Dataset items:
=-=-=
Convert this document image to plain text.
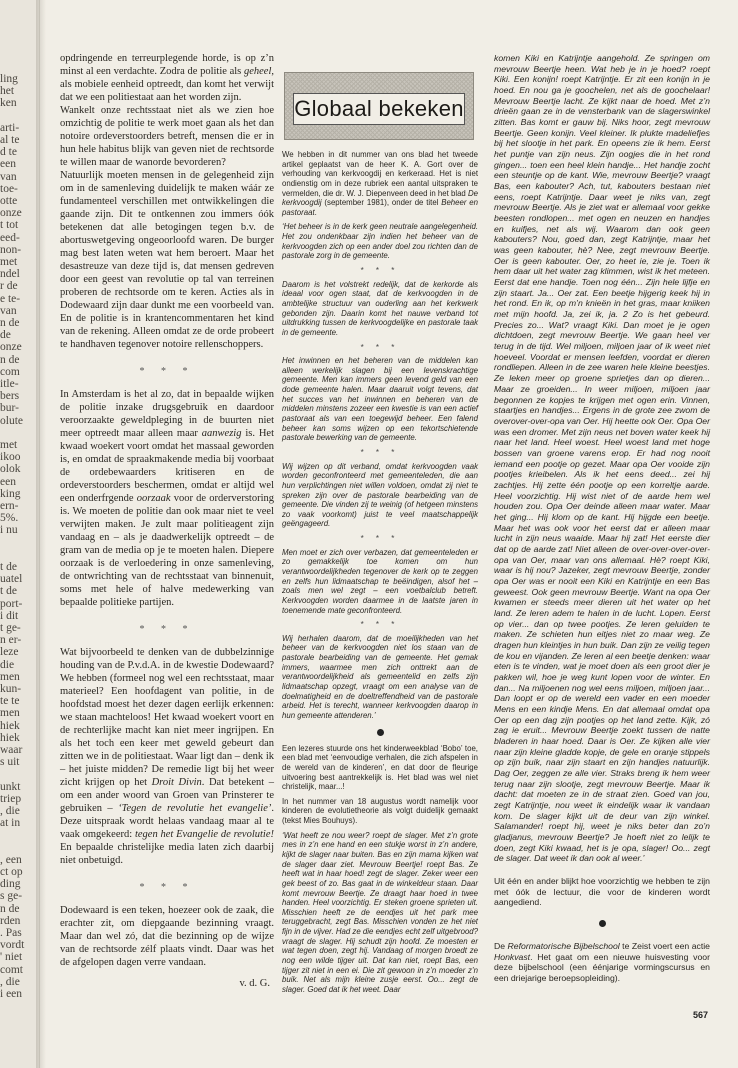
ling
het
ken
arti-
al te
d te
een
van
toe-
otte
onze
t tot
eed-
non-
met
ndel
r de
e te-
van
n de
de
onze
n de
com
itle-
bers
bur-
olute
met
ikoo
olok
een
king
ern-
5%.
i nu
t de
uatel
t de
port-
i dit
t ge-
n er-
leze
die
men
kun-
te te
men
hiek
hiek
waar
s uit
unkt
triep
, die
at in
, een
ct op
ding
s ge-
n de
rden
. Pas
vordt
' niet
comt
, die
i een

opdringende en terreurplegende horde, is op z’n minst al een verdachte. Zodra de politie als geheel, als mobiele eenheid optreedt, dan komt het verwijt dat we een politiestaat aan het worden zijn.

Wankelt onze rechtsstaat niet als we zien hoe omzichtig de politie te werk moet gaan als het dan notoire ordeverstoorders betreft, mensen die er in hun hele habitus blijk van geven niet de rechtsorde te willen maar de wanorde bevorderen?

Natuurlijk moeten mensen in de gelegenheid zijn om in de samenleving duidelijk te maken wáár ze fundamenteel verschillen met ontwikkelingen die gaande zijn. Dit te ontkennen zou immers óók betekenen dat alle betogingen tegen b.v. de abortuswetgeving ongeoorloofd waren. De burger mag best laten weten wat hem beroert. Maar het desastreuze van deze tijd is, dat mensen gedreven door een geest van revolutie op tal van terreinen proberen de rechtsorde om te keren. Acties als in Dodewaard zijn daar dunkt me een voorbeeld van. En de politie is in krantencommentaren het kind van de rekening. Alleen omdat ze de orde probeert te handhaven tegenover notoire rellenschoppers.

* * *

In Amsterdam is het al zo, dat in bepaalde wijken de politie inzake drugsgebruik en daardoor veroorzaakte geweldpleging in de buurten niet meer optreedt maar alleen maar aanwezig is. Het kwaad woekert voort omdat het massaal geworden is, en omdat de spraakmakende media bij voorbaat de ordebewaarders kritiseren en de ordeverstoorders beschermen, omdat er altijd wel een onderfrgende oorzaak voor de orderverstoring is. We moeten de politie dan ook maar niet te veel verwijten maken. Je zult maar politieagent zijn vandaag en – als je daadwerkelijk optreedt – de gram van de media op je te moeten halen. Diepere oorzaak is de verloedering in onze samenleving, de ontwrichting van de rechtsstaat van binnenuit, soms met hele of halve medewerking van bepaalde politieke partijen.

* * *

Wat bijvoorbeeld te denken van de dubbelzinnige houding van de P.v.d.A. in de kwestie Dodewaard? We hebben (formeel nog wel een rechtsstaat, maar materieel? Een hoofdagent van politie, in de hoofdstad moest het dezer dagen eerlijk erkennen: we staan machteloos! Het kwaad woekert voort en de rechterlijke macht kan niet meer ingrijpen. En als het toch een keer met geweld gebeurt dan zitten we in de politiestaat. Waar ligt dan – denk ik – het juiste midden? De remedie ligt bij het weer zicht krijgen op het Droit Divin. Dat betekent – om een ander woord van Groen van Prinsterer te gebruiken – ‘Tegen de revolutie het evangelie’. Deze uitspraak wordt helaas vandaag maar al te vaak omgekeerd: tegen het Evangelie de revolutie! En bepaalde christelijke media laten zich daarbij niet onbetuigd.

* * *

Dodewaard is een teken, hoezeer ook de zaak, die erachter zit, om diepgaande bezinning vraagt. Maar dan wel zó, dat die bezinning op de wijze van de rechtsorde zélf plaats vindt. Daar was het de afgelopen dagen verre vandaan.

v. d. G.
Globaal bekeken

We hebben in dit nummer van ons blad het tweede artikel geplaatst van de heer K. A. Gort over de verhouding van kerkvoogdij en kerkeraad. Het is niet ondienstig om in deze rubriek een aantal uitspraken te vermelden, die dr. W. J. Diepenveen deed in het blad De kerkvoogdij (september 1981), onder de titel Beheer en pastoraat.

‘Het beheer is in de kerk geen neutrale aangelegenheid. Het zou ondenkbaar zijn indien het beheer van de kerkvoogden zich op een ander doel zou richten dan de pastorale zorg in de gemeente.

* * *

Daarom is het volstrekt redelijk, dat de kerkorde als ideaal voor ogen staat, dat de kerkvoogden in de ambtelijke structuur van ouderling aan het kerkwerk gebonden zijn. Daarin komt het nauwe verband tot uitdrukking tussen de kerkvoogdelijke en pastorale taak in de gemeente.

* * *

Het inwinnen en het beheren van de middelen kan alleen werkelijk slagen bij een levenskrachtige gemeente. Men kan immers geen levend geld van een dode gemeente halen. Maar daaruit volgt tevens, dat het succes van het inwinnen en beheren van de middelen minstens zozeer een kwestie is van een actief pastoraat als van een toegewijd beheer. Een falend beheer kan soms wijzen op een tekortschietende pastorale bewerking van de gemeente.

* * *

Wij wijzen op dit verband, omdat kerkvoogden vaak worden geconfronteerd met gemeenteleden, die aan hun verplichtingen niet willen voldoen, omdat zij niet te spreken zijn over de pastorale bearbeiding van de gemeente. Die vinden zij te weinig (of hetgeen minstens zo vaak voorkomt) juist te veel maatschappelijk geëngageerd.

* * *

Men moet er zich over verbazen, dat gemeenteleden er zo gemakkelijk toe komen om hun verantwoordelijkheden tegenover de kerk op te zeggen en zelfs hun lidmaatschap te beëindigen, alsof het – zoals men wel zegt – een voetbalclub betreft. Kerkvoogden worden daarmee in de laatste jaren in toenemende mate geconfronteerd.

* * *

Wij herhalen daarom, dat de moeilijkheden van het beheer van de kerkvoogden niet los staan van de pastorale bearbeiding van de gemeente. Het gemak immers, waarmee men zich onttrekt aan de verantwoordelijkheid als gemeentelid en zelfs zijn lidmaatschap opzegt, vraagt om een analyse van de doelmatigheid en de doeltreffendheid van de pastorale arbeid. Het is terecht, wanneer kerkvoogden daarop in hun gemeente attenderen.’

Een lezeres stuurde ons het kinderweekblad ‘Bobo’ toe, een blad met ‘eenvoudige verhalen, die zich afspelen in de wereld van de kinderen’, en dat door de fleurige uitvoering best aantrekkelijk is. Het blad was wel niet christelijk, maar...!

In het nummer van 18 augustus wordt namelijk voor kinderen de evolutietheorie als volgt duidelijk gemaakt (tekst Mies Bouhuys).

‘Wat heeft ze nou weer? roept de slager. Met z’n grote mes in z’n ene hand en een stukje worst in z’n andere, kijkt de slager naar buiten. Bas en zijn mama kijken wat de slager daar ziet. Mevrouw Beertje! roept Bas. Ze heeft wat in haar hoed! zegt de slager. Zeker weer een gek beest of zo. Bas gaat in de winkeldeur staan. Daar komt mevrouw Beertje. Ze draagt haar hoed in twee handen. Heel voorzichtig. Er steken groene sprieten uit. Misschien heeft ze de eendjes uit het park mee teruggebracht, zegt Bas. Misschien vonden ze het niet fijn in de vijver. Had ze die eendjes echt zelf uitgebrood? vraagt de slager. Hij schudt zijn hoofd. Ze moesten er wat tegen doen, zegt hij. Vandaag of morgen broedt ze nog een wilde tijger uit. Dat kan niet, roept Bas, een tijger zit niet in een ei. Die zit gewoon in z’n moeder z’n buik. Net als mijn kleine zusje eerst. Oo... zegt de slager. Goed dat ik het weet. Daar

komen Kiki en Katrijntje aangehold. Ze springen om mevrouw Beertje heen. Wat heb je in je hoed? roept Kiki. Een konijn! roept Katrijntje. Er zit een konijn in je hoed. En nou ga je goochelen, net als de goochelaar! Mevrouw Beertje lacht. Ze kijkt naar de hoed. Met z’n drieën gaan ze in de vensterbank van de slagerswinkel zitten. Bas komt er gauw bij. Niks hoor, zegt mevrouw Beertje. Geen konijn. Veel kleiner. Ik plukte madeliefjes bij het slootje in het park. En opeens zie ik hem. Eerst het puntje van zijn neus. Zijn oogjes die in het rond gingen... toen een heel klein handje... Het handje zocht een steuntje op de kant. Wie, mevrouw Beertje? vraagt Bas, een kabouter? Ach, tut, kabouters bestaan niet eens, roept Katrijntje. Daar weet je niks van, zegt mevrouw Beertje. Als je ziet wat er allemaal voor gekke beesten rondlopen... met ogen en neuzen en handjes en kuifjes, net als wij. Waarom dan ook geen kabouters? Nou, goed dan, zegt Katrijntje, maar het was geen kabouter, hè? Nee, zegt mevrouw Beertje. Oer is geen kabouter. Oer, zo heet ie, zie je. Toen ik hem daar uit het water zag klimmen, wist ik het meteen. Eerst dat ene handje. Toen nog één... Zijn hele lijfje en zijn staart. Ja... Oer zat. Een beetje hijgerig keek hij in het rond. En ik, op m’n knieën in het gras, maar kniiken met mijn hoofd. Ja, zei ik, ja. 2 Zo is het gebeurd. Precies zo... Wat? vraagt Kiki. Dan moet je je ogen dichtdoen, zegt mevrouw Beertje. We gaan heel ver terug in de tijd. Wel miljoen, miljoen jaar of ik weet niet hoeveel. Voordat er mensen leefden, voordat er dieren rondliepen. Alleen in de zee waren hele kleine beestjes. Ze leken meer op groene sprietjes dan op dieren... Maar ze groeiden... In weer miljoen, miljoen jaar begonnen ze kopjes te krijgen met ogen erin. Vinnen, staartjes en handjes... Ergens in de grote zee zwom de overover-over-opa van Oer. Hij heette ook Oer. Opa Oer was een dromer. Met zijn neus net boven water keek hij naar het land. Heel woest. Heel woest land met hoge bossen van groene varens erop. Er had nog nooit iemand een pootje op gezet. Maar opa Oer vooide zijn pootjes krieibelen. Als ik het eens deed... zei hij zachtjes. Hij zette één pootje op een korreltje aarde. Heel voorzichtig. Hij wist niet of de aarde hem wel houden zou. Opa Oer deinde alleen maar water. Maar het ging... Hij klom op de kant. Hij hijgde een beetje. Maar het was ook voor het eerst dat er alleen maar lucht in zijn neus waaide. Maar hij zat! Het eerste dier dat op de aarde zat! Niet alleen de over-over-over-over-opa van Oer, maar van ons allemaal. Hè? roept Kiki, waar is hij nou? Jazeker, zegt mevrouw Beertje, zonder opa Oer was er nooit een Kiki en Katrijntje en een Bas geweest. Ook geen mevrouw Beertje. Want na opa Oer kwamen er steeds meer dieren uit het water op het land. Ze leren adem te halen in de lucht. Lopen. Eerst op vier... dan op twee pootjes. Ze leren geluiden te maken. Ze schieten hun eitjes niet zo maar weg. Ze dragen hun kleintjes in hun buik. Dan zijn ze veilig tegen de kou en vijanden. Ze leren al een beetje denken: waar eten is te vinden, wat je moet doen als een groot dier je pakken wil, hoe je weg kunt lopen voor de winter. En dan... Na miljoenen nog wel eens miljoen, miljoen jaar... Dan loopt er op de wereld een vader en een moeder Mens en een kindje Mens. En dat allemaal omdat opa Oer op een dag zijn pootjes op het land zette. Kijk, zó zag ie eruit... Mevrouw Beertje zoekt tussen de natte bladeren in haar hoed. Daar is Oer. Ze kijken alle vier naar zijn kleine gladde kopje, de gele en oranje stippels op zijn buik, naar zijn staart en zijn handjes natuurlijk. Dag Oer, zeggen ze alle vier. Straks breng ik hem weer terug naar zijn slootje, zegt mevrouw Beertje. Maar ik dacht: dat moeten ze in de straat zien. Goed van jou, zegt Katrijntje, nou weet ik eindelijk waar ik vandaan kom. De slager kijkt uit de deur van zijn winkel. Salamander! roept hij, weet je niks beter dan zo’n gladjanus, mevrouw Beertje? Je hoeft niet zo lelijk te doen, zegt Kiki kwaad, het is je opa, slager! Oo... zegt de slager. Dat weet ik dan ook al weer.’

Uit één en ander blijkt hoe voorzichtig we hebben te zijn met óók de lectuur, die voor de kinderen wordt aangediend.

De Reformatorische Bijbelschool te Zeist voert een actie Honkvast. Het gaat om een nieuwe huisvesting voor deze bijbelschool (een éénjarige vormingscursus en een driejarige beroepsopleiding).

567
=-=-=
§ **The exercise**: What is the number of lines in the data that hold the string "betreft"? Answer with the number only.

§ **Output below**: 2